[Source document]
┌──

Bad Godesberg. The city is supporting plans by IBIS to become a recognised international supplementary school.
The Independent Bonn International School wants to become a recognised foreign or international supplementary school. This follows from a presentation by the city, which politicians will discuss in October. The relevant application has been submitted to the North Rhine Westphalia schools ministry and the city has also reviewed the request.
The conclusion: it is in the public interest for the school to extend beyond the primary/elementary level in the future. The city administration said the offer of secondary schooling at IBIS would probably primarily be taken up by those students who had already completed their primary schooling there. The headteacher estimated in a talk in mid-July that this would amount to about 250 students. “In particular, she also sees the potential for winning back for Bonn children from Bonn who currently attend international schools in Cologne.” Further, IBIS wants to cooperate with other schools such as the Aloisius College.

└──

[Dataset section]
┌──

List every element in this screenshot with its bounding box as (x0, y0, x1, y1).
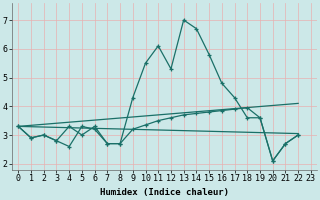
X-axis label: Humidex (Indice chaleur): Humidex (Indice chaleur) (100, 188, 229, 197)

└──

[Task list]
[1] Answer these questions using the article about the Independent Bonn International School:
(a) When will politicians discuss the city's presentation?
(b) To which ministry was the application submitted?
(c) Which school does the article name as one that IBIS wants to cooperate with?
[2] Extend the article about the Independent Bonn International School beyond its final sentence.

[Exercise responses]
[1]
(a) In October.
(b) The North Rhine Westphalia schools ministry.
(c) The Aloisius College.

[2]
The city administration said Bonn has 19 UN institutions, a number of internationally oriented companies such as Deutsche Post and Deutsche Telekom and several non-government organisations. It was therefore obvious the city fundamentally has a “strong interest” in offering international educational opportunities, both at private and public schools. City schools like the Friedrich-Ebert Gymnasium (secondary school) or the Helmholtz Gymnasium already have bilingual programmes on offer. The “Bonns Fünfte” comprehensive school has also made the internationality of its school one of its key future tasks.
To date there are only two international private schools, where fees must be paid – IBIS for primary schooling and Bonn International School (BIS) for primary and older students. The city said BIS has argued, “that the market for wealthy parents, who are financially in a position to pay the fees for a private schooling option of this kind, is limited.” At the same time, it has become clear that each year only five students change from IBIS to BIS. Most go on to attend city bilingual secondary schools according to the city administration.
There is therefore no competition issue with BIS. But what about the public schools? The administration thinks some schools could be affected. However, the fact that the number of school students in Bonn will rise in future – contrary to the statewide trend - also needs to be taken into account. Migrant children, of whom about 550 are of primary school age, have also not yet been taken into account. The city therefore believes there will be no danger to public schools if IBIS expands its schooling offer.
If the politicians follow the city’s verdict, there does not seem to be anything standing in the way of the approval. The final decision will be made by Bonn council on Thursday 27 October. (Orig text: Ayla Jacob; translated by Kate Carey)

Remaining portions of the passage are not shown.